Here is a fun exercise, since the Professor is in Houston, look at the Texas state database of unclaimed property. Enter “Texas Commerce” in the company name. Last I looked, the entries were in the thousands even though TCB hasn’t existed as a legal entity for almost 30 years. The entries are for trust accounts managed by TCB for the benefit of some unknown individual because the reporting info truncates the name of the beneficial owner. Tens of billions are lost because the heirs don’t know the banks breached their fiduciary duty and just let the money fall through the cracks. The states and the SEC know of this but don’t want to force the financial firms to do the right thing and clean the mess up.
When the regulators know of financial chicanery involving tens of billions of dollars and choose to ignore it is it a problem of structure or a problem of leadeership?
Comment by Charles — December 4, 2012 @ 6:04 pm
@Charles-The fact that neither has had leadership for decades is a pretty strong indication that pinning hopes on true leadership emerging is wildly optimistic. The incentive structure from the selection process through to actual performance produces what we get. In particular, since it is ruled by politicians, their interests will be served. And we’ll continue to get lapdogs.

* * * *

## Exercise prompt
In the comment exchange, for roughly how long is TCB said to have not existed as a legal entity?

* * * *

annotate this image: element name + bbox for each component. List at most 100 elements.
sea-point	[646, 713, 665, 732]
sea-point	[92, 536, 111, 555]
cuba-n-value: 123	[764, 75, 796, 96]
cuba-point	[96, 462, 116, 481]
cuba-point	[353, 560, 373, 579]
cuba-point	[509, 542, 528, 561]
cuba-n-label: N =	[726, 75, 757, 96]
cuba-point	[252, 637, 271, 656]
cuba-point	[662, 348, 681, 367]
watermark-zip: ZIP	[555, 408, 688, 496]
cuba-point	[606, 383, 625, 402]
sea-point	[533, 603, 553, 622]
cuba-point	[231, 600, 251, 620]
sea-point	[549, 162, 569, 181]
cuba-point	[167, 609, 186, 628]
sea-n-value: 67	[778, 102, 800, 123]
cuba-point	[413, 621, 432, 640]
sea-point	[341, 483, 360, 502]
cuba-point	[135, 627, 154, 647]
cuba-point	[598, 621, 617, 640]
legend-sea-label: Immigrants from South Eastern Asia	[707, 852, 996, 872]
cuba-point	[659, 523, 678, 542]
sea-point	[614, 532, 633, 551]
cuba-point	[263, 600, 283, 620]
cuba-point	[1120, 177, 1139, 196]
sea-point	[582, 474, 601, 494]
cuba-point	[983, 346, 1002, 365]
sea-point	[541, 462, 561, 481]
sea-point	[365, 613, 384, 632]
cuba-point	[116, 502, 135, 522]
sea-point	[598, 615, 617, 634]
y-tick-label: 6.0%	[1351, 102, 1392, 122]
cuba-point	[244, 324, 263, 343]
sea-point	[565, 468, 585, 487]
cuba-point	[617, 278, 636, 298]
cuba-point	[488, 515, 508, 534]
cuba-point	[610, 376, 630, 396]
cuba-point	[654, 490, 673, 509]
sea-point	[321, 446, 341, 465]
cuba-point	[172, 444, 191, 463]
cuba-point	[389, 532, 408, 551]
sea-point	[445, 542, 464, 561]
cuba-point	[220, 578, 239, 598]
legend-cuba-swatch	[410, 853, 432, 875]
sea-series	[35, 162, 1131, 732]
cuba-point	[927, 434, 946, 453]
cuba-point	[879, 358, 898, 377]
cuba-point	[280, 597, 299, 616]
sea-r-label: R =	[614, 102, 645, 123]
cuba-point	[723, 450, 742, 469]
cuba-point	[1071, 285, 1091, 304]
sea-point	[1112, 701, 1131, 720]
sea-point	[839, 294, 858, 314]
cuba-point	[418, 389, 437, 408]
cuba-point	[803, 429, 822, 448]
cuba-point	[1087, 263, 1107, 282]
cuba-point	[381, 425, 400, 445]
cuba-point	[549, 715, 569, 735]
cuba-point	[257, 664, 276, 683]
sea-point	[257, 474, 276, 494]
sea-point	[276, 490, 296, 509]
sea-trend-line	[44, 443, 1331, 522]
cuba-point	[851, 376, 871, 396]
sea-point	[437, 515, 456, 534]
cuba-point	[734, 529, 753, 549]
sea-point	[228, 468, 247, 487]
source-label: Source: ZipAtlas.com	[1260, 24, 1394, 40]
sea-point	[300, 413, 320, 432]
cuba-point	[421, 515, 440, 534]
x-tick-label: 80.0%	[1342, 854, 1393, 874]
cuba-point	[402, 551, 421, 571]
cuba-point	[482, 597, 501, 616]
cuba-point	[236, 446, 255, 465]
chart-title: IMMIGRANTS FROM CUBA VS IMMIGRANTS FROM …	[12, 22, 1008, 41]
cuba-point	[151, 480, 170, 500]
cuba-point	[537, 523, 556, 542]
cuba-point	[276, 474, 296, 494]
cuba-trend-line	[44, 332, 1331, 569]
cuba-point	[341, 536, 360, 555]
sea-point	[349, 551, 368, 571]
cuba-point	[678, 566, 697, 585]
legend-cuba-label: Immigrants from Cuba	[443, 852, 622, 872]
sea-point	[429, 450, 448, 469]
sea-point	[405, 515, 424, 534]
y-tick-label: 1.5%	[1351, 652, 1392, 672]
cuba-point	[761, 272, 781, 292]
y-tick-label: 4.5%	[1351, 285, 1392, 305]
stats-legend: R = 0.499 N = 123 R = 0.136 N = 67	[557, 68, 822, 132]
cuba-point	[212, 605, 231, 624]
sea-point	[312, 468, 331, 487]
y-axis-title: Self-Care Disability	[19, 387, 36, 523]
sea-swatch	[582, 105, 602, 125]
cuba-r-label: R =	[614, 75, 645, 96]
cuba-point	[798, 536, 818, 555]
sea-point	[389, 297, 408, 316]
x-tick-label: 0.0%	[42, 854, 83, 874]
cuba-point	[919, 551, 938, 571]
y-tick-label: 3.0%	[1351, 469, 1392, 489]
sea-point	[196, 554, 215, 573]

* * * *

## Reply
Almost 30 years.